- **Task directions**
Return, unchanged, the lines of the listing from the line with "watermark-line: NAVER [30,619,75,634]" to the line with "x-axis-label: 10/10 [137,778,160,788]", including both of those lines.

- **Data supplied**
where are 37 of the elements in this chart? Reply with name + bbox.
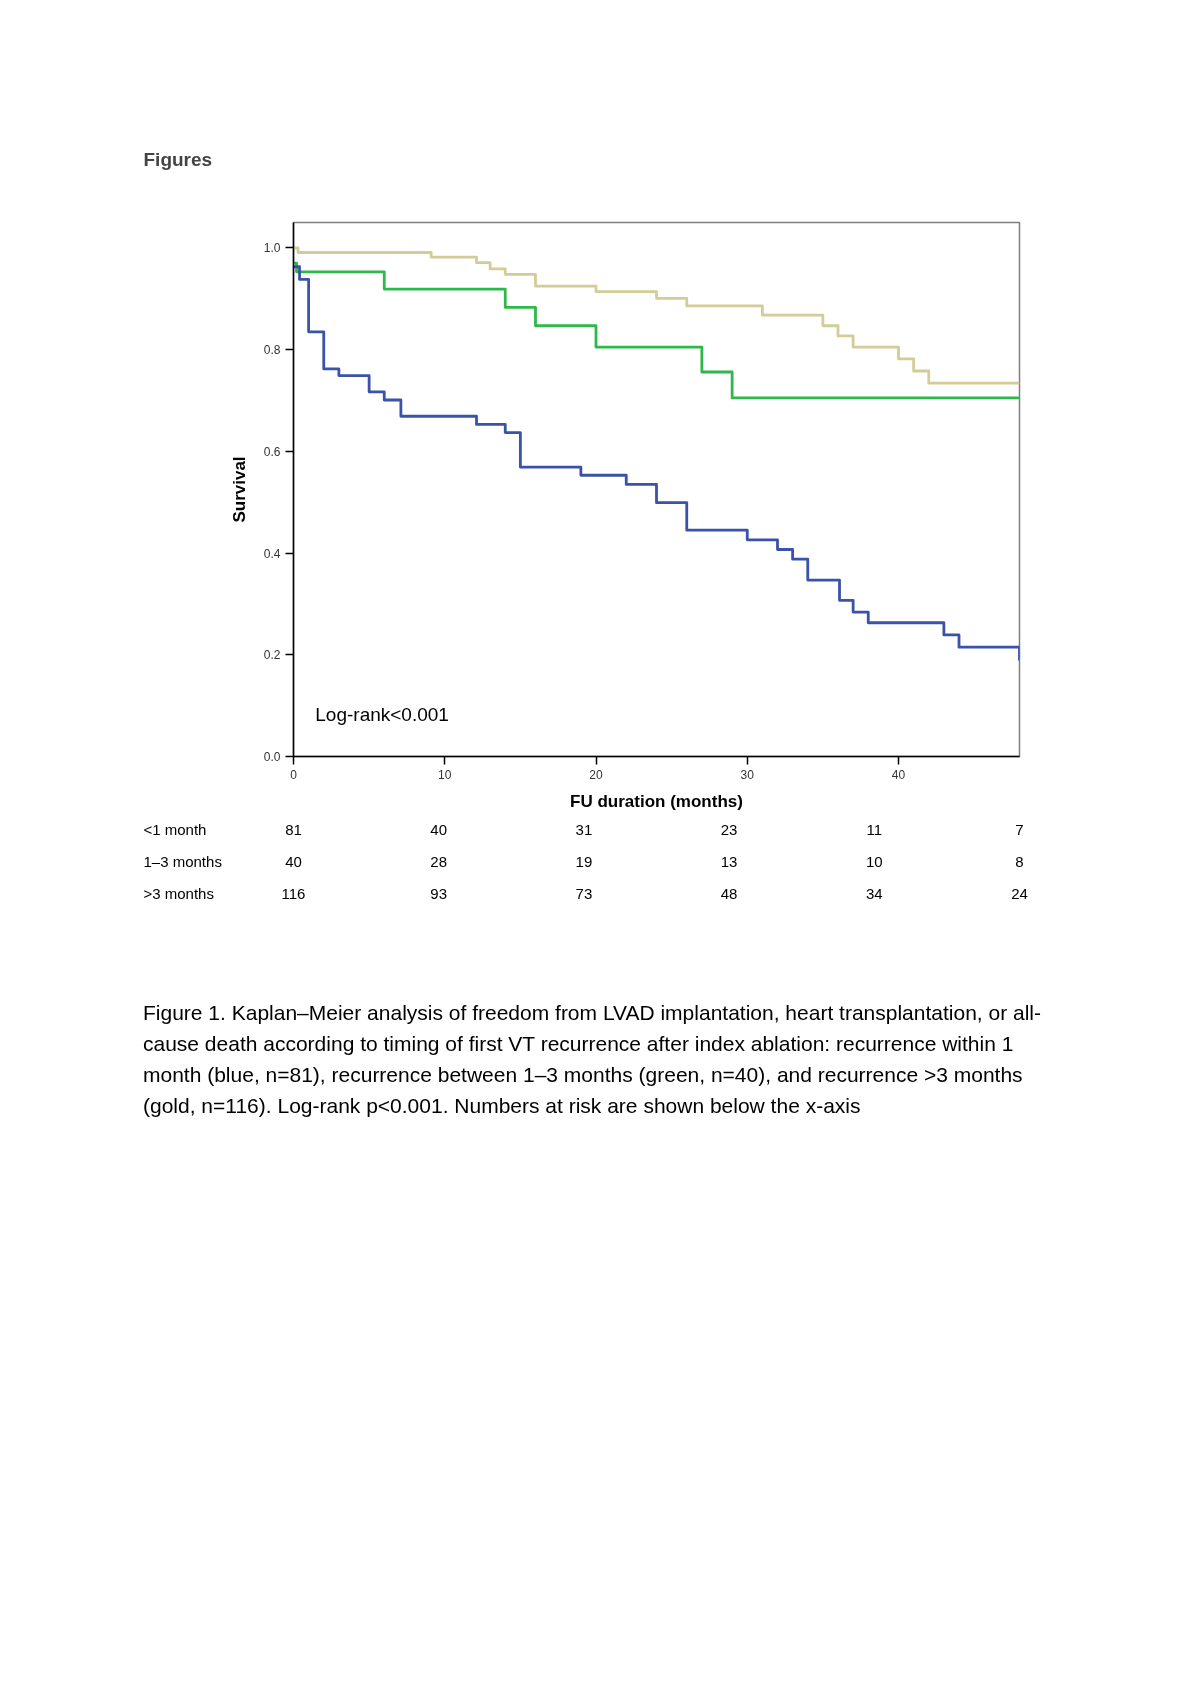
y-axis-title: Survival [229,456,249,523]
y-tick-label: 0.4 [263,546,281,561]
caption: Figure 1. Kaplan–Meier analysis of freedom from LVAD implantation, heart transplantation, or all-cause death according to timing of first VT recurrence after index ablation: recurrence within 1 month (blue, n=81), recurrence between 1–3 months (green, n=40), and recurrence >3 months (gold, n=116). Log-rank p<0.001. Numbers at risk are shown below the x-axis [143,1000,1042,1119]
x-tick-label: 40 [891,767,906,782]
text: 48 [720,884,738,902]
text: 23 [720,820,738,838]
category-label: 1–3 months [143,853,222,870]
x-tick-label: 20 [589,767,603,782]
category-label: <1 month [143,821,207,838]
text: 34 [865,884,883,902]
text: 93 [430,884,448,902]
text: 10 [865,852,883,870]
text: 28 [430,852,448,870]
annotation: Log-rank<0.001 [315,703,449,725]
text: 7 [1015,820,1024,838]
text: 8 [1015,852,1024,870]
y-tick-label: 0.2 [263,648,281,663]
text: 73 [575,884,593,902]
x-tick-label: 10 [438,767,452,782]
text: 81 [285,820,302,838]
text: 116 [281,884,306,902]
text: 40 [430,820,448,838]
category-label: >3 months [143,885,214,902]
text: 19 [575,852,593,870]
text: 40 [285,852,302,870]
x-axis-title: FU duration (months) [570,791,743,811]
y-tick-label: 0.0 [263,750,281,764]
x-tick-label: 30 [740,767,755,782]
text: 11 [866,820,883,838]
text: 31 [575,820,593,838]
y-tick-label: 0.8 [263,343,281,358]
y-tick-label: 0.6 [263,444,281,459]
text: 13 [720,852,738,870]
y-tick-label: 1.0 [263,241,281,256]
x-tick-label: 0 [290,767,298,782]
chart-title: Figures [143,149,213,170]
text: 24 [1011,884,1028,902]
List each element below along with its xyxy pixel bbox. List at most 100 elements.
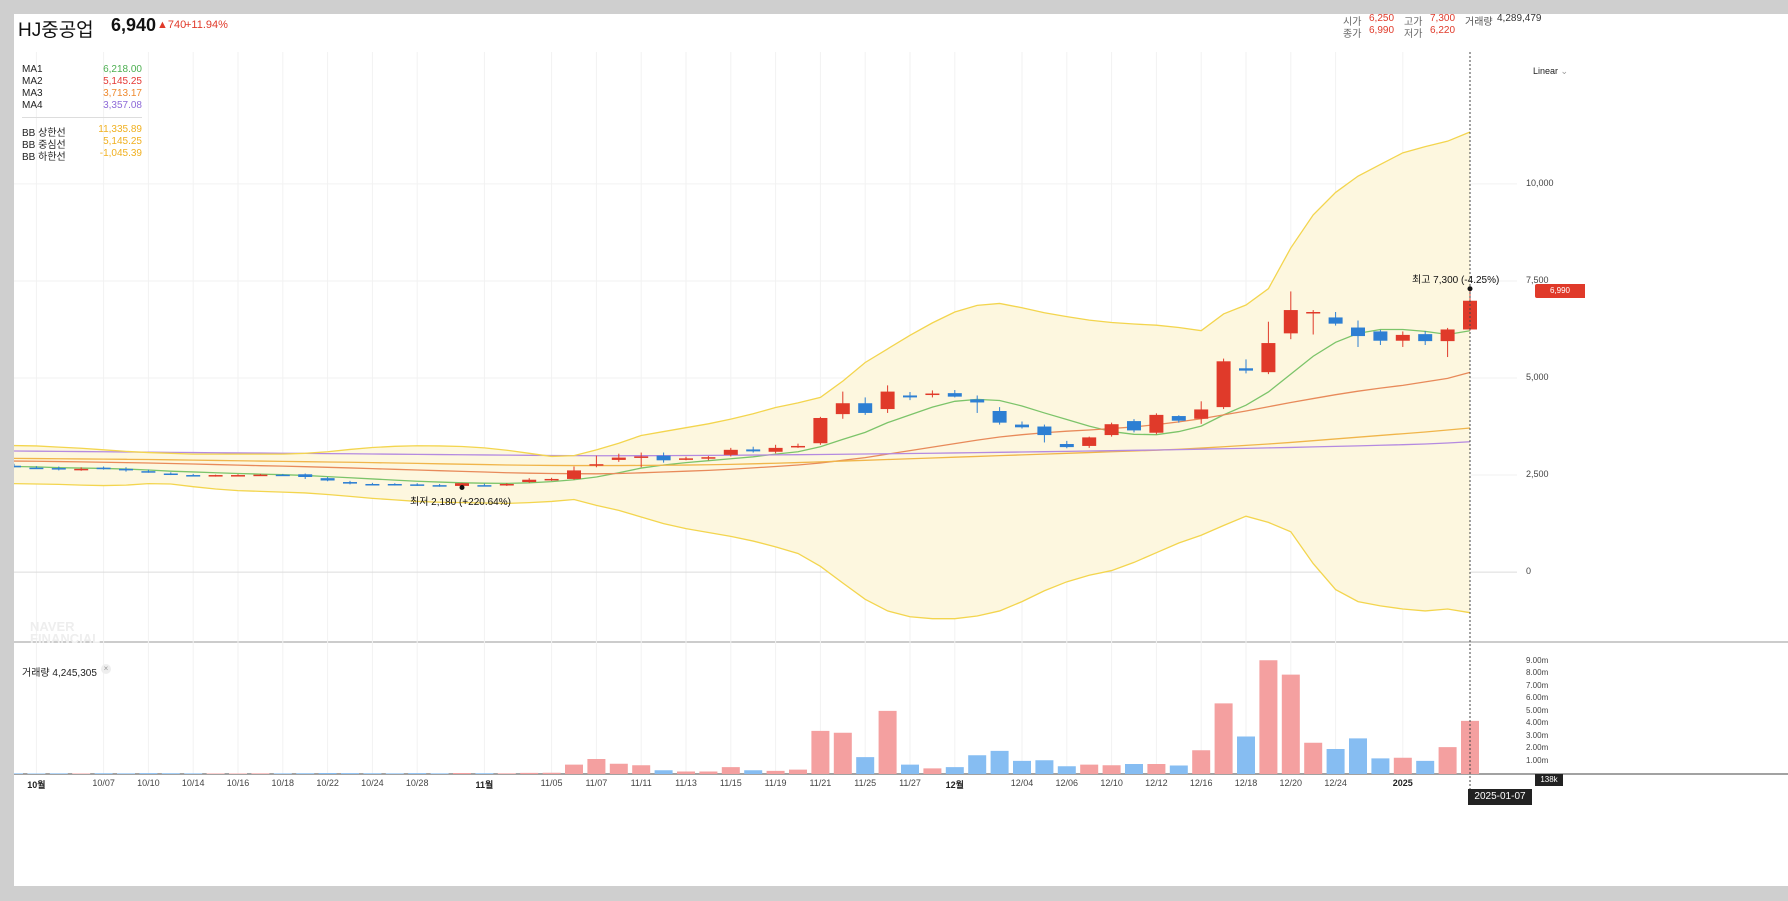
watermark-line: NAVER [30,619,75,634]
candle-body [746,449,761,452]
volume-bar [856,757,875,774]
high-label: 고가 [1404,17,1423,28]
candle-body [1328,317,1343,324]
x-axis-label: 11/25 [854,778,877,788]
candle-body [275,474,290,477]
volume-bar [72,773,91,774]
volume-axis-label: 2.00m [1526,743,1549,752]
volume-bar [833,732,852,774]
volume-bar [475,773,494,774]
volume-bar [1192,750,1211,774]
x-axis-label: 10/28 [405,778,429,788]
volume-bar [990,750,1009,774]
legend-ma4: MA4 3,357.08 [22,100,142,112]
x-axis-label: 11/15 [719,778,742,788]
candle-body [410,484,425,486]
candle-body [723,449,738,455]
candle-body [1373,331,1388,341]
scale-toggle-label: Linear [1533,66,1559,76]
stock-header: HJ중공업 6,940 ▲740 +11.94% 시가 6,250 고가 7,3… [14,13,1788,52]
candle-body [119,468,133,471]
volume-bar [497,773,516,774]
candle-body [1261,343,1276,373]
candle-body [970,399,985,403]
candle-body [1149,414,1164,433]
candle-body [925,393,940,396]
candle-body [701,457,716,459]
high-marker [1467,286,1473,292]
y-axis-label: 0 [1526,566,1532,577]
volume-bar [721,767,740,774]
candle-body [253,474,268,477]
volume-bar [542,772,561,774]
y-axis-label: 5,000 [1526,372,1549,382]
low-label: 저가 [1404,29,1423,40]
legend-bb-upper: BB 상한선 11,335.89 [22,124,142,139]
x-axis-label: 10/14 [181,778,205,788]
volume-bar [878,710,897,774]
volume-panel-title: 거래량 4,245,305 [22,664,97,679]
volume-bar [677,771,695,774]
x-axis-label: 11/13 [675,778,697,788]
volume-bar [789,769,807,774]
candle-body [589,464,604,466]
candle-body [477,485,492,487]
volume-bar [744,770,763,774]
x-axis-label: 10/10 [137,778,160,788]
open-value: 6,250 [1369,13,1395,24]
legend-ma1: MA1 6,218.00 [22,64,142,76]
candle-body [455,483,469,486]
candle-body [947,393,962,397]
candle-body [813,417,828,444]
candle-body [1418,334,1433,342]
x-axis-label: 11/05 [540,778,563,788]
candlestick-chart[interactable] [14,14,1788,886]
chevron-down-icon: ⌄ [1560,66,1569,76]
candle-body [29,467,44,470]
volume-bar [27,773,46,774]
x-axis-label: 11/07 [585,778,608,788]
candle-body [835,403,850,415]
y-axis-label: 2,500 [1526,469,1549,480]
y-axis-label: 10,000 [1526,177,1554,188]
x-axis-label: 12/20 [1279,778,1303,788]
volume-header-label: 거래량 [1465,17,1493,28]
volume-header-value: 4,289,479 [1497,13,1542,24]
volume-bar [1259,660,1278,774]
volume-bar [1214,703,1233,774]
x-axis-label: 10/18 [271,778,295,788]
candle-body [343,482,357,484]
indicator-legend: MA1 6,218.00 MA2 5,145.25 MA3 3,713.17 MA4 3… [14,64,142,174]
x-axis-label: 12월 [945,780,964,790]
candle-body [163,473,178,476]
volume-bar [968,755,987,774]
high-annotation: 최고 7,300 (-4.25%) [1412,274,1500,286]
legend-name: MA4 [22,100,43,111]
volume-bar [1237,736,1255,774]
bollinger-band-fill [14,132,1470,619]
close-icon[interactable]: × [101,664,111,674]
candle-body [1104,424,1119,436]
price-change-percent: +11.94% [185,19,228,31]
candle-body [1127,421,1141,431]
volume-axis-label: 1.00m [1526,755,1549,765]
x-axis-label: 11/19 [764,778,787,788]
x-axis-label: 12/18 [1234,778,1258,788]
volume-bar [453,773,471,774]
candle-body [880,391,895,410]
current-price-tag: 6,990 [1535,284,1585,298]
volume-bar [161,773,180,774]
x-axis-label: 10/07 [92,778,115,788]
series-line-MA2 [14,371,1471,475]
volume-bar [296,773,315,774]
legend-divider [22,117,142,118]
candle-body [1351,327,1365,337]
candle-body [432,485,447,487]
current-volume-tag: 138k [1535,774,1563,786]
volume-bar [385,773,404,774]
volume-bar [766,770,785,774]
legend-value: 3,713.17 [103,88,142,99]
volume-bar [654,770,673,774]
scale-toggle-button[interactable]: Linear ⌄ [1533,66,1568,77]
x-axis-label: 12/16 [1189,778,1213,788]
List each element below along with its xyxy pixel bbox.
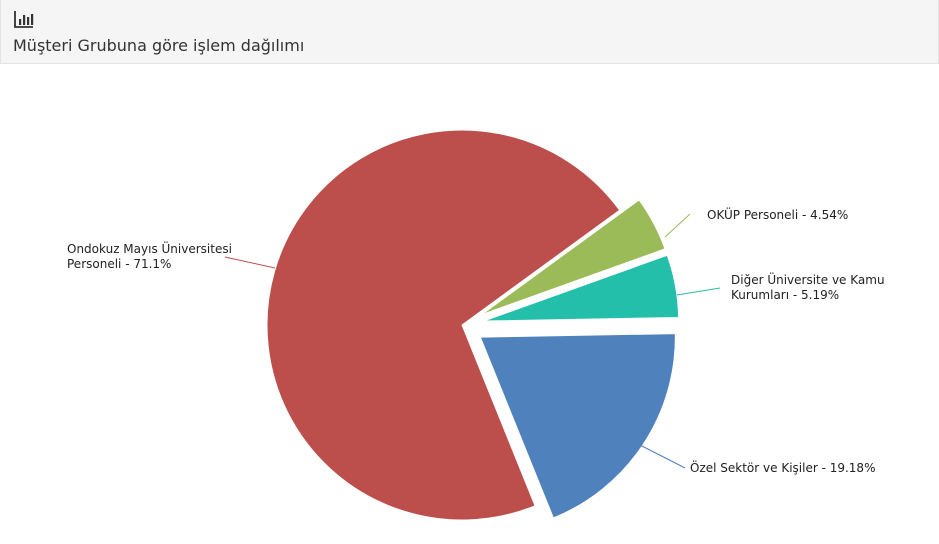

- **Result for this task**
watermark-line: NAVER [30,619,75,634]
candle-body [746,449,761,452]
volume-bar [856,757,875,774]
high-label: 고가 [1404,17,1423,28]
candle-body [1328,317,1343,324]
x-axis-label: 11/25 [854,778,877,788]
candle-body [275,474,290,477]
volume-bar [72,773,91,774]
volume-axis-label: 2.00m [1526,743,1549,752]
volume-bar [833,732,852,774]
volume-bar [475,773,494,774]
volume-bar [1192,750,1211,774]
x-axis-label: 10/28 [405,778,429,788]
volume-bar [990,750,1009,774]
legend-ma4: MA4 3,357.08 [22,100,142,112]
x-axis-label: 11/15 [719,778,742,788]
candle-body [410,484,425,486]
candle-body [723,449,738,455]
candle-body [1373,331,1388,341]
scale-toggle-label: Linear [1533,66,1559,76]
stock-header: HJ중공업 6,940 ▲740 +11.94% 시가 6,250 고가 7,3… [14,13,1788,52]
candle-body [119,468,133,471]
volume-bar [497,773,516,774]
candle-body [1261,343,1276,373]
candle-body [970,399,985,403]
candle-body [1149,414,1164,433]
candle-body [925,393,940,396]
candle-body [701,457,716,459]
high-marker [1467,286,1473,292]
y-axis-label: 0 [1526,566,1532,577]
volume-bar [721,767,740,774]
candle-body [253,474,268,477]
volume-bar [542,772,561,774]
y-axis-label: 5,000 [1526,372,1549,382]
low-label: 저가 [1404,29,1423,40]
legend-bb-upper: BB 상한선 11,335.89 [22,124,142,139]
x-axis-label: 10/14 [181,778,205,788]
volume-bar [878,710,897,774]
volume-panel-title: 거래량 4,245,305 [22,664,97,679]
volume-bar [677,771,695,774]
x-axis-label: 11/13 [675,778,697,788]
volume-bar [789,769,807,774]
candle-body [589,464,604,466]
candle-body [477,485,492,487]
volume-bar [744,770,763,774]
x-axis-label: 10/10 [137,778,160,788]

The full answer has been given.